◆ Set exercise:
Your task is to transcribe all the entries exactly, excluding pictures.
★ ★ ★ ★ ★ ★ ★
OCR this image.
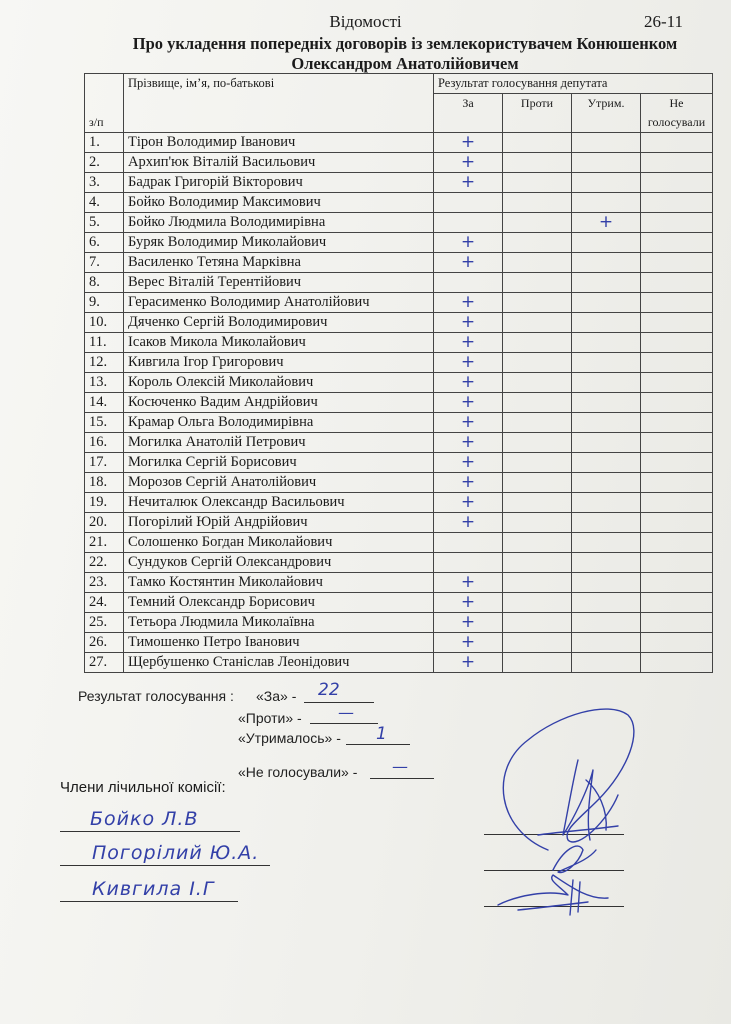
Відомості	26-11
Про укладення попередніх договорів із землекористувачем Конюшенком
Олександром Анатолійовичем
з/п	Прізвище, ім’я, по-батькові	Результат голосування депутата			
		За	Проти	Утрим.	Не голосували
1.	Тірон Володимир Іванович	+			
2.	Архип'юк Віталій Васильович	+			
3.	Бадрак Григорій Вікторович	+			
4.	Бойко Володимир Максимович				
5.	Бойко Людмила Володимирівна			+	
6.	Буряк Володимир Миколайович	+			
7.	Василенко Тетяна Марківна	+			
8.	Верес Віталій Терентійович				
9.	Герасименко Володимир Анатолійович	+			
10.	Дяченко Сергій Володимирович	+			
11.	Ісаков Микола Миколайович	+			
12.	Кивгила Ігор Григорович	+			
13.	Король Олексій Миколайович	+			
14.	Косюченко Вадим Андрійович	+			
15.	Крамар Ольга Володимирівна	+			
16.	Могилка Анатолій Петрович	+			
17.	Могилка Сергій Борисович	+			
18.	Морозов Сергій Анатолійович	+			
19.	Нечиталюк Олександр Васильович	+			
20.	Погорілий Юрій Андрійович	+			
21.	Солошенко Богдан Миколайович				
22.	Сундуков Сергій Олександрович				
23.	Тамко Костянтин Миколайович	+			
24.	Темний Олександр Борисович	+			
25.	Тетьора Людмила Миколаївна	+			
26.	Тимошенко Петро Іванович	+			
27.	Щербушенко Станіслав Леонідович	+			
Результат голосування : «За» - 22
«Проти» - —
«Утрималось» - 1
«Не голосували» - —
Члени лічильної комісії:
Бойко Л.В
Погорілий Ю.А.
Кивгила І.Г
★ ★ ★ ★ ★ ★ ★
◆ The response:
OCR this image.
Відомості	26-11
Про укладення попередніх договорів із землекористувачем Конюшенком
Олександром Анатолійовичем
з/п	Прізвище, ім’я, по-батькові	Результат голосування депутата			
		За	Проти	Утрим.	Не голосували
1.	Тірон Володимир Іванович	+			
2.	Архип'юк Віталій Васильович	+			
3.	Бадрак Григорій Вікторович	+			
4.	Бойко Володимир Максимович				
5.	Бойко Людмила Володимирівна			+	
6.	Буряк Володимир Миколайович	+			
7.	Василенко Тетяна Марківна	+			
8.	Верес Віталій Терентійович				
9.	Герасименко Володимир Анатолійович	+			
10.	Дяченко Сергій Володимирович	+			
11.	Ісаков Микола Миколайович	+			
12.	Кивгила Ігор Григорович	+			
13.	Король Олексій Миколайович	+			
14.	Косюченко Вадим Андрійович	+			
15.	Крамар Ольга Володимирівна	+			
16.	Могилка Анатолій Петрович	+			
17.	Могилка Сергій Борисович	+			
18.	Морозов Сергій Анатолійович	+			
19.	Нечиталюк Олександр Васильович	+			
20.	Погорілий Юрій Андрійович	+			
21.	Солошенко Богдан Миколайович				
22.	Сундуков Сергій Олександрович				
23.	Тамко Костянтин Миколайович	+			
24.	Темний Олександр Борисович	+			
25.	Тетьора Людмила Миколаївна	+			
26.	Тимошенко Петро Іванович	+			
27.	Щербушенко Станіслав Леонідович	+			
Результат голосування : «За» - 22
«Проти» - —
«Утрималось» - 1
«Не голосували» - —
Члени лічильної комісії:
Бойко Л.В
Погорілий Ю.А.
Кивгила І.Г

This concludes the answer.